**What to work on:** Transcribe the material in full. Nothing should differ except that the pictures are left out.
-------- Material
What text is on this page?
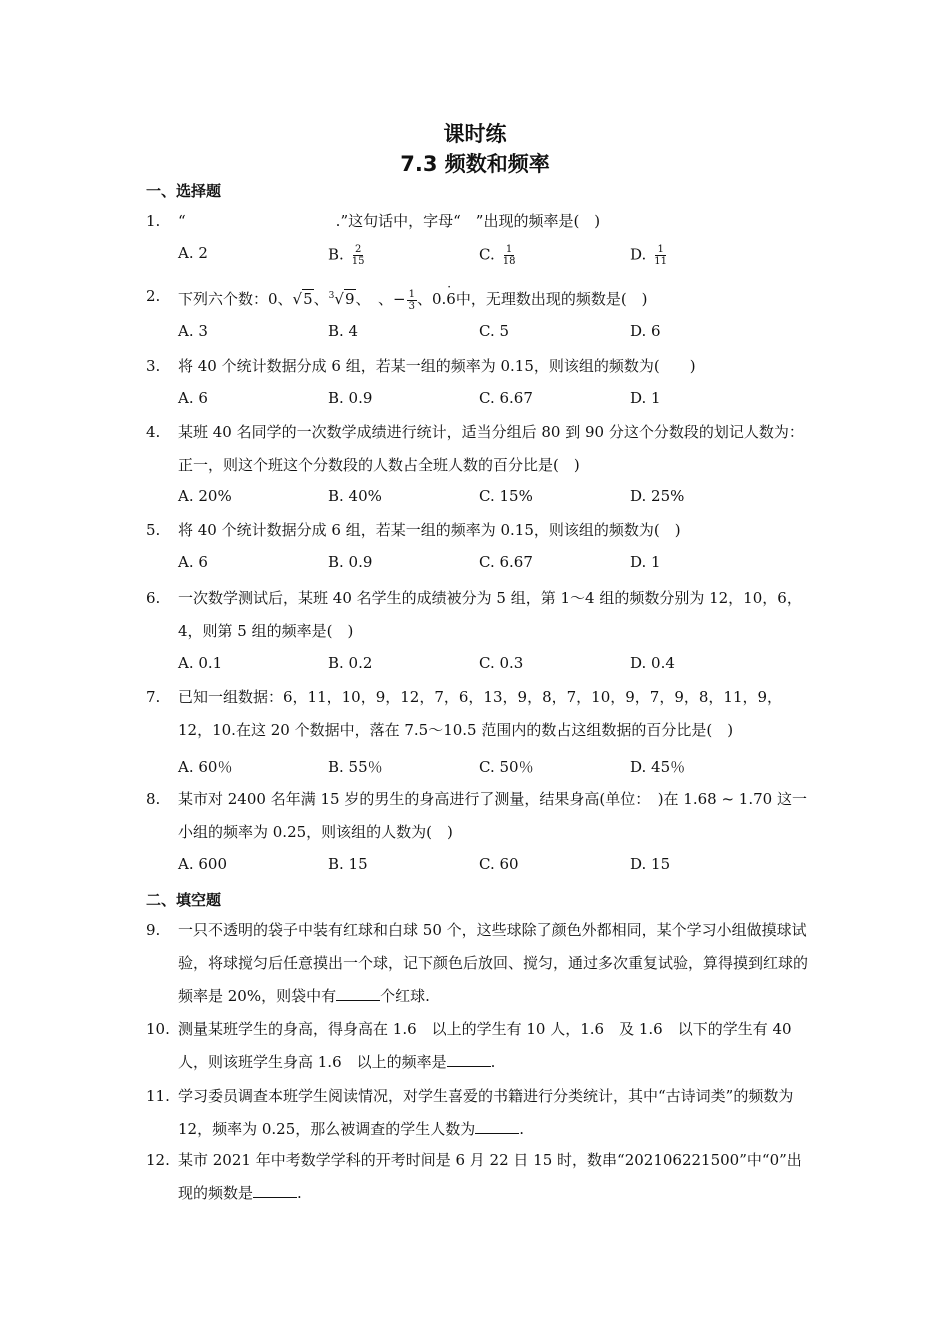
课时练
7.3 频数和频率
一、选择题
1. “	.”这句话中，字母“　”出现的频率是(　)
A. 2	B. $\frac{2}{15}$	C. $\frac{1}{18}$	D. $\frac{1}{11}$
2. 下列六个数：0、√5、$^3$√9、　、− $\frac{1}{3}$ 、0.· 6中，无理数出现的频数是(　)
A. 3	B. 4	C. 5	D. 6
3. 将 40 个统计数据分成 6 组，若某一组的频率为 0.15，则该组的频数为(　　)
A. 6	B. 0.9	C. 6.67	D. 1
4. 某班 40 名同学的一次数学成绩进行统计，适当分组后 80 到 90 分这个分数段的划记人数为：正一，则这个班这个分数段的人数占全班人数的百分比是(　)
A. 20%	B. 40%	C. 15%	D. 25%
5. 将 40 个统计数据分成 6 组，若某一组的频率为 0.15，则该组的频数为(　)
A. 6	B. 0.9	C. 6.67	D. 1
6. 一次数学测试后，某班 40 名学生的成绩被分为 5 组，第 1～4 组的频数分别为 12，10，6，4，则第 5 组的频率是(　)
A. 0.1	B. 0.2	C. 0.3	D. 0.4
7. 已知一组数据：6，11，10，9，12，7，6，13，9，8，7，10，9，7，9，8，11，9，12，10.在这 20 个数据中，落在 7.5～10.5 范围内的数占这组数据的百分比是(　)
A. 60％	B. 55％	C. 50％	D. 45％
8. 某市对 2400 名年满 15 岁的男生的身高进行了测量，结果身高(单位：　)在 1.68 ~ 1.70 这一小组的频率为 0.25，则该组的人数为(　)
A. 600	B. 15	C. 60	D. 15
二、填空题
9. 一只不透明的袋子中装有红球和白球 50 个，这些球除了颜色外都相同，某个学习小组做摸球试验，将球搅匀后任意摸出一个球，记下颜色后放回、搅匀，通过多次重复试验，算得摸到红球的频率是 20%，则袋中有	个红球.
10. 测量某班学生的身高，得身高在 1.6　以上的学生有 10 人，1.6　及 1.6　以下的学生有 40 人，则该班学生身高 1.6　以上的频率是	.
11. 学习委员调查本班学生阅读情况，对学生喜爱的书籍进行分类统计，其中“古诗词类”的频数为 12，频率为 0.25，那么被调查的学生人数为	.
12. 某市 2021 年中考数学学科的开考时间是 6 月 22 日 15 时，数串“202106221500”中“0”出现的频数是	.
----------------
**Solution to the problem:**
What text is on this page?
课时练
7.3 频数和频率
一、选择题
1. “	.”这句话中，字母“　”出现的频率是(　)
A. 2	B. $\frac{2}{15}$	C. $\frac{1}{18}$	D. $\frac{1}{11}$
2. 下列六个数：0、√5、$^3$√9、　、− $\frac{1}{3}$ 、0.· 6中，无理数出现的频数是(　)
A. 3	B. 4	C. 5	D. 6
3. 将 40 个统计数据分成 6 组，若某一组的频率为 0.15，则该组的频数为(　　)
A. 6	B. 0.9	C. 6.67	D. 1
4. 某班 40 名同学的一次数学成绩进行统计，适当分组后 80 到 90 分这个分数段的划记人数为：正一，则这个班这个分数段的人数占全班人数的百分比是(　)
A. 20%	B. 40%	C. 15%	D. 25%
5. 将 40 个统计数据分成 6 组，若某一组的频率为 0.15，则该组的频数为(　)
A. 6	B. 0.9	C. 6.67	D. 1
6. 一次数学测试后，某班 40 名学生的成绩被分为 5 组，第 1～4 组的频数分别为 12，10，6，4，则第 5 组的频率是(　)
A. 0.1	B. 0.2	C. 0.3	D. 0.4
7. 已知一组数据：6，11，10，9，12，7，6，13，9，8，7，10，9，7，9，8，11，9，12，10.在这 20 个数据中，落在 7.5～10.5 范围内的数占这组数据的百分比是(　)
A. 60％	B. 55％	C. 50％	D. 45％
8. 某市对 2400 名年满 15 岁的男生的身高进行了测量，结果身高(单位：　)在 1.68 ~ 1.70 这一小组的频率为 0.25，则该组的人数为(　)
A. 600	B. 15	C. 60	D. 15
二、填空题
9. 一只不透明的袋子中装有红球和白球 50 个，这些球除了颜色外都相同，某个学习小组做摸球试验，将球搅匀后任意摸出一个球，记下颜色后放回、搅匀，通过多次重复试验，算得摸到红球的频率是 20%，则袋中有	个红球.
10. 测量某班学生的身高，得身高在 1.6　以上的学生有 10 人，1.6　及 1.6　以下的学生有 40 人，则该班学生身高 1.6　以上的频率是	.
11. 学习委员调查本班学生阅读情况，对学生喜爱的书籍进行分类统计，其中“古诗词类”的频数为 12，频率为 0.25，那么被调查的学生人数为	.
12. 某市 2021 年中考数学学科的开考时间是 6 月 22 日 15 时，数串“202106221500”中“0”出现的频数是	.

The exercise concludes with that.